_Exercise_
Retype the material that follows, keeping every word as it is.

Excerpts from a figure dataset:
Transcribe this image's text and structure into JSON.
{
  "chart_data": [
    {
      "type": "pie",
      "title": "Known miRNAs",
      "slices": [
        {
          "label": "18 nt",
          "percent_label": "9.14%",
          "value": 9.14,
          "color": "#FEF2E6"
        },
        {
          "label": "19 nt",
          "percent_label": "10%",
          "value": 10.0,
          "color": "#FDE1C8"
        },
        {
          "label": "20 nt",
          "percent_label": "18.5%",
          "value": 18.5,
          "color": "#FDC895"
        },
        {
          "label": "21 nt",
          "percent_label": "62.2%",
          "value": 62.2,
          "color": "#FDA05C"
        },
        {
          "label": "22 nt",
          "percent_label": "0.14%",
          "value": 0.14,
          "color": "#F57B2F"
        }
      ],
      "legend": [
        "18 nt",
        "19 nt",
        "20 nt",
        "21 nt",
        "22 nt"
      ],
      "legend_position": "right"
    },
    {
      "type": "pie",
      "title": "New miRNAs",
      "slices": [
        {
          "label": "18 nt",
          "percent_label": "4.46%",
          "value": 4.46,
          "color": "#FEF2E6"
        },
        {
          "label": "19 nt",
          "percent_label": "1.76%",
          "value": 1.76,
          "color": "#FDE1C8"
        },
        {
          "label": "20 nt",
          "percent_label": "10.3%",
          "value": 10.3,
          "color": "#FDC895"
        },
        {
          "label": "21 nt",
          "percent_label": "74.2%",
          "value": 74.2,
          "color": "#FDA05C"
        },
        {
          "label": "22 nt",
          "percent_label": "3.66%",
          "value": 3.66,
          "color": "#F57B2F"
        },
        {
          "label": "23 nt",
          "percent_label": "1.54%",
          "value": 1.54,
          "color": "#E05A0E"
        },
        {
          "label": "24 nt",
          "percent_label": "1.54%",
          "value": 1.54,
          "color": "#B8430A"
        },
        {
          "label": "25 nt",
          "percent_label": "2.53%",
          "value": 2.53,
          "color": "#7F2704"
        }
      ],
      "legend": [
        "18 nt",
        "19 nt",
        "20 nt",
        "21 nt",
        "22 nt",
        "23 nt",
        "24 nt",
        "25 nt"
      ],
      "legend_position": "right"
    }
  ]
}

_The solution_
Transcribe this image's text and structure into JSON.
{
  "chart_data": [
    {
      "type": "pie",
      "title": "Known miRNAs",
      "slices": [
        {
          "label": "18 nt",
          "percent_label": "9.14%",
          "value": 9.14,
          "color": "#FEF2E6"
        },
        {
          "label": "19 nt",
          "percent_label": "10%",
          "value": 10.0,
          "color": "#FDE1C8"
        },
        {
          "label": "20 nt",
          "percent_label": "18.5%",
          "value": 18.5,
          "color": "#FDC895"
        },
        {
          "label": "21 nt",
          "percent_label": "62.2%",
          "value": 62.2,
          "color": "#FDA05C"
        },
        {
          "label": "22 nt",
          "percent_label": "0.14%",
          "value": 0.14,
          "color": "#F57B2F"
        }
      ],
      "legend": [
        "18 nt",
        "19 nt",
        "20 nt",
        "21 nt",
        "22 nt"
      ],
      "legend_position": "right"
    },
    {
      "type": "pie",
      "title": "New miRNAs",
      "slices": [
        {
          "label": "18 nt",
          "percent_label": "4.46%",
          "value": 4.46,
          "color": "#FEF2E6"
        },
        {
          "label": "19 nt",
          "percent_label": "1.76%",
          "value": 1.76,
          "color": "#FDE1C8"
        },
        {
          "label": "20 nt",
          "percent_label": "10.3%",
          "value": 10.3,
          "color": "#FDC895"
        },
        {
          "label": "21 nt",
          "percent_label": "74.2%",
          "value": 74.2,
          "color": "#FDA05C"
        },
        {
          "label": "22 nt",
          "percent_label": "3.66%",
          "value": 3.66,
          "color": "#F57B2F"
        },
        {
          "label": "23 nt",
          "percent_label": "1.54%",
          "value": 1.54,
          "color": "#E05A0E"
        },
        {
          "label": "24 nt",
          "percent_label": "1.54%",
          "value": 1.54,
          "color": "#B8430A"
        },
        {
          "label": "25 nt",
          "percent_label": "2.53%",
          "value": 2.53,
          "color": "#7F2704"
        }
      ],
      "legend": [
        "18 nt",
        "19 nt",
        "20 nt",
        "21 nt",
        "22 nt",
        "23 nt",
        "24 nt",
        "25 nt"
      ],
      "legend_position": "right"
    }
  ]
}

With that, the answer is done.